> **Records provided**:
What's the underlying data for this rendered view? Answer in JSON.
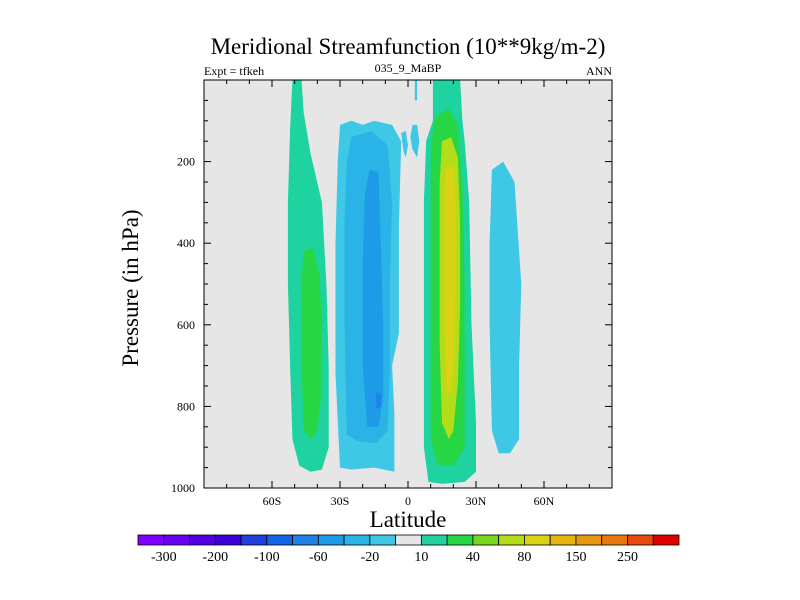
{
  "chart_data": {
    "type": "contour",
    "title": "Meridional Streamfunction (10**9kg/m-2)",
    "left_string": "Expt = tfkeh",
    "center_string": "035_9_MaBP",
    "right_string": "ANN",
    "xlabel": "Latitude",
    "ylabel": "Pressure (in hPa)",
    "xlim": [
      -90,
      90
    ],
    "ylim": [
      1000,
      0
    ],
    "x_ticks": [
      {
        "value": -60,
        "label": "60S"
      },
      {
        "value": -30,
        "label": "30S"
      },
      {
        "value": 0,
        "label": "0"
      },
      {
        "value": 30,
        "label": "30N"
      },
      {
        "value": 60,
        "label": "60N"
      }
    ],
    "y_ticks": [
      {
        "value": 200,
        "label": "200"
      },
      {
        "value": 400,
        "label": "400"
      },
      {
        "value": 600,
        "label": "600"
      },
      {
        "value": 800,
        "label": "800"
      },
      {
        "value": 1000,
        "label": "1000"
      }
    ],
    "background_color": "#e6e6e6",
    "colorbar": {
      "colors": [
        "#7f00ff",
        "#6a00f0",
        "#5200e0",
        "#3b00d6",
        "#1f3fe0",
        "#1464e6",
        "#1e82e8",
        "#1e9be6",
        "#29b3e6",
        "#3fc8e6",
        "#e6e6e6",
        "#1ed3a0",
        "#27d645",
        "#78d61e",
        "#b4dc18",
        "#dcd214",
        "#e6b40f",
        "#e6960f",
        "#e6780f",
        "#e64a0f",
        "#e00000"
      ],
      "labels": [
        "-300",
        "-200",
        "-100",
        "-60",
        "-20",
        "10",
        "40",
        "80",
        "150",
        "250"
      ]
    },
    "cells": [
      {
        "value": 15,
        "polygon": [
          [
            -51,
            0
          ],
          [
            -47,
            0
          ],
          [
            -46,
            80
          ],
          [
            -43,
            180
          ],
          [
            -38,
            300
          ],
          [
            -36,
            500
          ],
          [
            -35,
            700
          ],
          [
            -35,
            900
          ],
          [
            -38,
            955
          ],
          [
            -43,
            960
          ],
          [
            -48,
            945
          ],
          [
            -51,
            880
          ],
          [
            -52,
            700
          ],
          [
            -53,
            500
          ],
          [
            -53,
            300
          ],
          [
            -52,
            120
          ]
        ]
      },
      {
        "value": 35,
        "polygon": [
          [
            -46,
            420
          ],
          [
            -42,
            410
          ],
          [
            -39,
            480
          ],
          [
            -38,
            600
          ],
          [
            -38,
            760
          ],
          [
            -40,
            860
          ],
          [
            -43,
            880
          ],
          [
            -46,
            860
          ],
          [
            -47,
            700
          ],
          [
            -47,
            500
          ]
        ]
      },
      {
        "value": -10,
        "polygon": [
          [
            -30,
            110
          ],
          [
            -25,
            100
          ],
          [
            -20,
            110
          ],
          [
            -15,
            100
          ],
          [
            -7,
            110
          ],
          [
            -3,
            150
          ],
          [
            -4,
            360
          ],
          [
            -4,
            620
          ],
          [
            -7,
            700
          ],
          [
            -6,
            820
          ],
          [
            -6,
            960
          ],
          [
            -15,
            950
          ],
          [
            -25,
            955
          ],
          [
            -30,
            950
          ],
          [
            -32,
            720
          ],
          [
            -32,
            400
          ],
          [
            -31,
            200
          ]
        ]
      },
      {
        "value": -30,
        "polygon": [
          [
            -25,
            140
          ],
          [
            -16,
            125
          ],
          [
            -9,
            160
          ],
          [
            -7,
            300
          ],
          [
            -8,
            500
          ],
          [
            -8,
            700
          ],
          [
            -9,
            860
          ],
          [
            -14,
            890
          ],
          [
            -22,
            885
          ],
          [
            -27,
            870
          ],
          [
            -28,
            600
          ],
          [
            -28,
            350
          ],
          [
            -27,
            200
          ]
        ]
      },
      {
        "value": -50,
        "polygon": [
          [
            -17,
            220
          ],
          [
            -13,
            225
          ],
          [
            -12,
            400
          ],
          [
            -11,
            600
          ],
          [
            -11,
            780
          ],
          [
            -13,
            850
          ],
          [
            -18,
            850
          ],
          [
            -20,
            700
          ],
          [
            -20,
            450
          ],
          [
            -19,
            280
          ]
        ]
      },
      {
        "value": -70,
        "polygon": [
          [
            -14,
            765
          ],
          [
            -12,
            770
          ],
          [
            -12,
            800
          ],
          [
            -14,
            805
          ]
        ]
      },
      {
        "value": -10,
        "polygon": [
          [
            -3,
            130
          ],
          [
            -1,
            125
          ],
          [
            0,
            160
          ],
          [
            -1,
            190
          ],
          [
            -2,
            175
          ]
        ]
      },
      {
        "value": -10,
        "polygon": [
          [
            2,
            110
          ],
          [
            4,
            110
          ],
          [
            5,
            150
          ],
          [
            4,
            190
          ],
          [
            2,
            170
          ],
          [
            1,
            140
          ]
        ]
      },
      {
        "value": -10,
        "polygon": [
          [
            3,
            0
          ],
          [
            4,
            0
          ],
          [
            4,
            50
          ],
          [
            3,
            50
          ]
        ]
      },
      {
        "value": 15,
        "polygon": [
          [
            11,
            0
          ],
          [
            23,
            0
          ],
          [
            24,
            100
          ],
          [
            25,
            150
          ],
          [
            27,
            300
          ],
          [
            28,
            600
          ],
          [
            30,
            840
          ],
          [
            30,
            960
          ],
          [
            25,
            985
          ],
          [
            15,
            990
          ],
          [
            9,
            985
          ],
          [
            7,
            900
          ],
          [
            7,
            600
          ],
          [
            7,
            300
          ],
          [
            8,
            150
          ],
          [
            11,
            100
          ]
        ]
      },
      {
        "value": 35,
        "polygon": [
          [
            12,
            90
          ],
          [
            18,
            70
          ],
          [
            22,
            110
          ],
          [
            24,
            250
          ],
          [
            25,
            500
          ],
          [
            25,
            750
          ],
          [
            25,
            900
          ],
          [
            20,
            945
          ],
          [
            13,
            945
          ],
          [
            10,
            880
          ],
          [
            10,
            600
          ],
          [
            10,
            300
          ],
          [
            10,
            160
          ]
        ]
      },
      {
        "value": 60,
        "polygon": [
          [
            15,
            150
          ],
          [
            19,
            140
          ],
          [
            22,
            190
          ],
          [
            23,
            350
          ],
          [
            23,
            550
          ],
          [
            22,
            740
          ],
          [
            20,
            860
          ],
          [
            18,
            880
          ],
          [
            15,
            840
          ],
          [
            14,
            650
          ],
          [
            14,
            400
          ],
          [
            14,
            250
          ]
        ]
      },
      {
        "value": 90,
        "polygon": [
          [
            17,
            215
          ],
          [
            20,
            210
          ],
          [
            21,
            300
          ],
          [
            21,
            500
          ],
          [
            20,
            700
          ],
          [
            19,
            770
          ],
          [
            17,
            760
          ],
          [
            16,
            600
          ],
          [
            16,
            400
          ],
          [
            16,
            260
          ]
        ]
      },
      {
        "value": -10,
        "polygon": [
          [
            37,
            220
          ],
          [
            42,
            200
          ],
          [
            47,
            250
          ],
          [
            50,
            500
          ],
          [
            49,
            700
          ],
          [
            49,
            880
          ],
          [
            45,
            915
          ],
          [
            40,
            915
          ],
          [
            37,
            860
          ],
          [
            36,
            600
          ],
          [
            36,
            400
          ]
        ]
      }
    ]
  }
}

> **Task**: Leave out the pictures and copy the rest of the material above exactly.

> **The reply**:
What's the underlying data for this rendered view? Answer in JSON.
{
  "chart_data": {
    "type": "contour",
    "title": "Meridional Streamfunction (10**9kg/m-2)",
    "left_string": "Expt = tfkeh",
    "center_string": "035_9_MaBP",
    "right_string": "ANN",
    "xlabel": "Latitude",
    "ylabel": "Pressure (in hPa)",
    "xlim": [
      -90,
      90
    ],
    "ylim": [
      1000,
      0
    ],
    "x_ticks": [
      {
        "value": -60,
        "label": "60S"
      },
      {
        "value": -30,
        "label": "30S"
      },
      {
        "value": 0,
        "label": "0"
      },
      {
        "value": 30,
        "label": "30N"
      },
      {
        "value": 60,
        "label": "60N"
      }
    ],
    "y_ticks": [
      {
        "value": 200,
        "label": "200"
      },
      {
        "value": 400,
        "label": "400"
      },
      {
        "value": 600,
        "label": "600"
      },
      {
        "value": 800,
        "label": "800"
      },
      {
        "value": 1000,
        "label": "1000"
      }
    ],
    "background_color": "#e6e6e6",
    "colorbar": {
      "colors": [
        "#7f00ff",
        "#6a00f0",
        "#5200e0",
        "#3b00d6",
        "#1f3fe0",
        "#1464e6",
        "#1e82e8",
        "#1e9be6",
        "#29b3e6",
        "#3fc8e6",
        "#e6e6e6",
        "#1ed3a0",
        "#27d645",
        "#78d61e",
        "#b4dc18",
        "#dcd214",
        "#e6b40f",
        "#e6960f",
        "#e6780f",
        "#e64a0f",
        "#e00000"
      ],
      "labels": [
        "-300",
        "-200",
        "-100",
        "-60",
        "-20",
        "10",
        "40",
        "80",
        "150",
        "250"
      ]
    },
    "cells": [
      {
        "value": 15,
        "polygon": [
          [
            -51,
            0
          ],
          [
            -47,
            0
          ],
          [
            -46,
            80
          ],
          [
            -43,
            180
          ],
          [
            -38,
            300
          ],
          [
            -36,
            500
          ],
          [
            -35,
            700
          ],
          [
            -35,
            900
          ],
          [
            -38,
            955
          ],
          [
            -43,
            960
          ],
          [
            -48,
            945
          ],
          [
            -51,
            880
          ],
          [
            -52,
            700
          ],
          [
            -53,
            500
          ],
          [
            -53,
            300
          ],
          [
            -52,
            120
          ]
        ]
      },
      {
        "value": 35,
        "polygon": [
          [
            -46,
            420
          ],
          [
            -42,
            410
          ],
          [
            -39,
            480
          ],
          [
            -38,
            600
          ],
          [
            -38,
            760
          ],
          [
            -40,
            860
          ],
          [
            -43,
            880
          ],
          [
            -46,
            860
          ],
          [
            -47,
            700
          ],
          [
            -47,
            500
          ]
        ]
      },
      {
        "value": -10,
        "polygon": [
          [
            -30,
            110
          ],
          [
            -25,
            100
          ],
          [
            -20,
            110
          ],
          [
            -15,
            100
          ],
          [
            -7,
            110
          ],
          [
            -3,
            150
          ],
          [
            -4,
            360
          ],
          [
            -4,
            620
          ],
          [
            -7,
            700
          ],
          [
            -6,
            820
          ],
          [
            -6,
            960
          ],
          [
            -15,
            950
          ],
          [
            -25,
            955
          ],
          [
            -30,
            950
          ],
          [
            -32,
            720
          ],
          [
            -32,
            400
          ],
          [
            -31,
            200
          ]
        ]
      },
      {
        "value": -30,
        "polygon": [
          [
            -25,
            140
          ],
          [
            -16,
            125
          ],
          [
            -9,
            160
          ],
          [
            -7,
            300
          ],
          [
            -8,
            500
          ],
          [
            -8,
            700
          ],
          [
            -9,
            860
          ],
          [
            -14,
            890
          ],
          [
            -22,
            885
          ],
          [
            -27,
            870
          ],
          [
            -28,
            600
          ],
          [
            -28,
            350
          ],
          [
            -27,
            200
          ]
        ]
      },
      {
        "value": -50,
        "polygon": [
          [
            -17,
            220
          ],
          [
            -13,
            225
          ],
          [
            -12,
            400
          ],
          [
            -11,
            600
          ],
          [
            -11,
            780
          ],
          [
            -13,
            850
          ],
          [
            -18,
            850
          ],
          [
            -20,
            700
          ],
          [
            -20,
            450
          ],
          [
            -19,
            280
          ]
        ]
      },
      {
        "value": -70,
        "polygon": [
          [
            -14,
            765
          ],
          [
            -12,
            770
          ],
          [
            -12,
            800
          ],
          [
            -14,
            805
          ]
        ]
      },
      {
        "value": -10,
        "polygon": [
          [
            -3,
            130
          ],
          [
            -1,
            125
          ],
          [
            0,
            160
          ],
          [
            -1,
            190
          ],
          [
            -2,
            175
          ]
        ]
      },
      {
        "value": -10,
        "polygon": [
          [
            2,
            110
          ],
          [
            4,
            110
          ],
          [
            5,
            150
          ],
          [
            4,
            190
          ],
          [
            2,
            170
          ],
          [
            1,
            140
          ]
        ]
      },
      {
        "value": -10,
        "polygon": [
          [
            3,
            0
          ],
          [
            4,
            0
          ],
          [
            4,
            50
          ],
          [
            3,
            50
          ]
        ]
      },
      {
        "value": 15,
        "polygon": [
          [
            11,
            0
          ],
          [
            23,
            0
          ],
          [
            24,
            100
          ],
          [
            25,
            150
          ],
          [
            27,
            300
          ],
          [
            28,
            600
          ],
          [
            30,
            840
          ],
          [
            30,
            960
          ],
          [
            25,
            985
          ],
          [
            15,
            990
          ],
          [
            9,
            985
          ],
          [
            7,
            900
          ],
          [
            7,
            600
          ],
          [
            7,
            300
          ],
          [
            8,
            150
          ],
          [
            11,
            100
          ]
        ]
      },
      {
        "value": 35,
        "polygon": [
          [
            12,
            90
          ],
          [
            18,
            70
          ],
          [
            22,
            110
          ],
          [
            24,
            250
          ],
          [
            25,
            500
          ],
          [
            25,
            750
          ],
          [
            25,
            900
          ],
          [
            20,
            945
          ],
          [
            13,
            945
          ],
          [
            10,
            880
          ],
          [
            10,
            600
          ],
          [
            10,
            300
          ],
          [
            10,
            160
          ]
        ]
      },
      {
        "value": 60,
        "polygon": [
          [
            15,
            150
          ],
          [
            19,
            140
          ],
          [
            22,
            190
          ],
          [
            23,
            350
          ],
          [
            23,
            550
          ],
          [
            22,
            740
          ],
          [
            20,
            860
          ],
          [
            18,
            880
          ],
          [
            15,
            840
          ],
          [
            14,
            650
          ],
          [
            14,
            400
          ],
          [
            14,
            250
          ]
        ]
      },
      {
        "value": 90,
        "polygon": [
          [
            17,
            215
          ],
          [
            20,
            210
          ],
          [
            21,
            300
          ],
          [
            21,
            500
          ],
          [
            20,
            700
          ],
          [
            19,
            770
          ],
          [
            17,
            760
          ],
          [
            16,
            600
          ],
          [
            16,
            400
          ],
          [
            16,
            260
          ]
        ]
      },
      {
        "value": -10,
        "polygon": [
          [
            37,
            220
          ],
          [
            42,
            200
          ],
          [
            47,
            250
          ],
          [
            50,
            500
          ],
          [
            49,
            700
          ],
          [
            49,
            880
          ],
          [
            45,
            915
          ],
          [
            40,
            915
          ],
          [
            37,
            860
          ],
          [
            36,
            600
          ],
          [
            36,
            400
          ]
        ]
      }
    ]
  }
}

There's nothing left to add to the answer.